Exercise:
Write the records below out again exactly as given, with no images.

Extracted data:
☆ ☆ ☆

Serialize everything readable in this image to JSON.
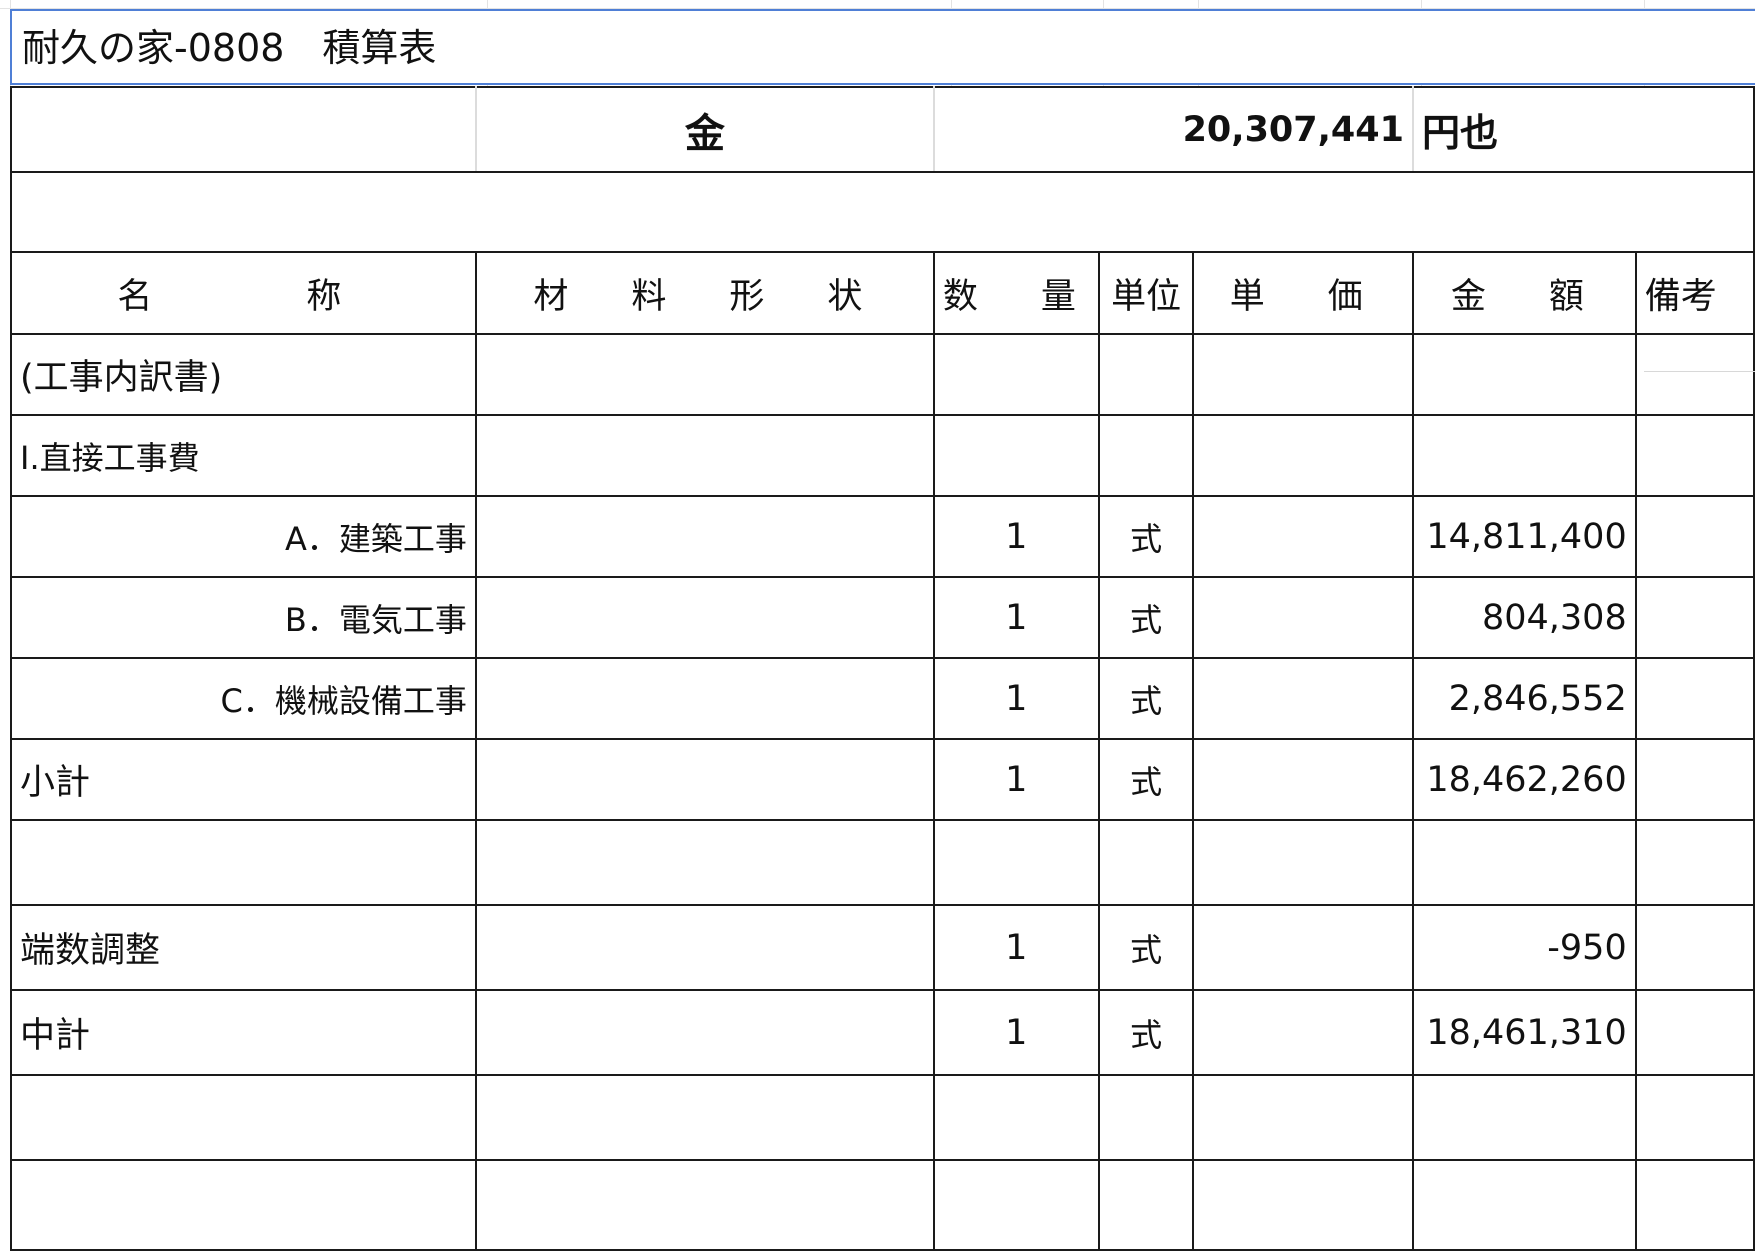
{
  "sheet": {
    "title": "耐久の家-0808　積算表",
    "total_label": "金",
    "total_value": "20,307,441",
    "total_suffix": "円也"
  },
  "columns": [
    "名　　称",
    "材　料　形　状",
    "数　量",
    "単位",
    "単　価",
    "金　額",
    "備考"
  ],
  "rows": [
    {
      "name": "(工事内訳書)",
      "spec": "",
      "qty": "",
      "unit": "",
      "price": "",
      "amount": "",
      "align": "left"
    },
    {
      "name": "Ⅰ.直接工事費",
      "spec": "",
      "qty": "",
      "unit": "",
      "price": "",
      "amount": "",
      "align": "left"
    },
    {
      "name": "A．建築工事",
      "spec": "",
      "qty": "1",
      "unit": "式",
      "price": "",
      "amount": "14,811,400",
      "align": "right"
    },
    {
      "name": "B．電気工事",
      "spec": "",
      "qty": "1",
      "unit": "式",
      "price": "",
      "amount": "804,308",
      "align": "right"
    },
    {
      "name": "C．機械設備工事",
      "spec": "",
      "qty": "1",
      "unit": "式",
      "price": "",
      "amount": "2,846,552",
      "align": "right"
    },
    {
      "name": "小計",
      "spec": "",
      "qty": "1",
      "unit": "式",
      "price": "",
      "amount": "18,462,260",
      "align": "left"
    },
    {
      "name": "",
      "spec": "",
      "qty": "",
      "unit": "",
      "price": "",
      "amount": "",
      "align": "left"
    },
    {
      "name": "端数調整",
      "spec": "",
      "qty": "1",
      "unit": "式",
      "price": "",
      "amount": "-950",
      "align": "left"
    },
    {
      "name": "中計",
      "spec": "",
      "qty": "1",
      "unit": "式",
      "price": "",
      "amount": "18,461,310",
      "align": "left"
    },
    {
      "name": "",
      "spec": "",
      "qty": "",
      "unit": "",
      "price": "",
      "amount": "",
      "align": "left"
    },
    {
      "name": "",
      "spec": "",
      "qty": "",
      "unit": "",
      "price": "",
      "amount": "",
      "align": "left"
    }
  ]
}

☆ ☆ ☆

Result of the task:
Serialize everything readable in this image to JSON.
{
  "sheet": {
    "title": "耐久の家-0808　積算表",
    "total_label": "金",
    "total_value": "20,307,441",
    "total_suffix": "円也"
  },
  "columns": [
    "名　　称",
    "材　料　形　状",
    "数　量",
    "単位",
    "単　価",
    "金　額",
    "備考"
  ],
  "rows": [
    {
      "name": "(工事内訳書)",
      "spec": "",
      "qty": "",
      "unit": "",
      "price": "",
      "amount": "",
      "align": "left"
    },
    {
      "name": "Ⅰ.直接工事費",
      "spec": "",
      "qty": "",
      "unit": "",
      "price": "",
      "amount": "",
      "align": "left"
    },
    {
      "name": "A．建築工事",
      "spec": "",
      "qty": "1",
      "unit": "式",
      "price": "",
      "amount": "14,811,400",
      "align": "right"
    },
    {
      "name": "B．電気工事",
      "spec": "",
      "qty": "1",
      "unit": "式",
      "price": "",
      "amount": "804,308",
      "align": "right"
    },
    {
      "name": "C．機械設備工事",
      "spec": "",
      "qty": "1",
      "unit": "式",
      "price": "",
      "amount": "2,846,552",
      "align": "right"
    },
    {
      "name": "小計",
      "spec": "",
      "qty": "1",
      "unit": "式",
      "price": "",
      "amount": "18,462,260",
      "align": "left"
    },
    {
      "name": "",
      "spec": "",
      "qty": "",
      "unit": "",
      "price": "",
      "amount": "",
      "align": "left"
    },
    {
      "name": "端数調整",
      "spec": "",
      "qty": "1",
      "unit": "式",
      "price": "",
      "amount": "-950",
      "align": "left"
    },
    {
      "name": "中計",
      "spec": "",
      "qty": "1",
      "unit": "式",
      "price": "",
      "amount": "18,461,310",
      "align": "left"
    },
    {
      "name": "",
      "spec": "",
      "qty": "",
      "unit": "",
      "price": "",
      "amount": "",
      "align": "left"
    },
    {
      "name": "",
      "spec": "",
      "qty": "",
      "unit": "",
      "price": "",
      "amount": "",
      "align": "left"
    }
  ]
}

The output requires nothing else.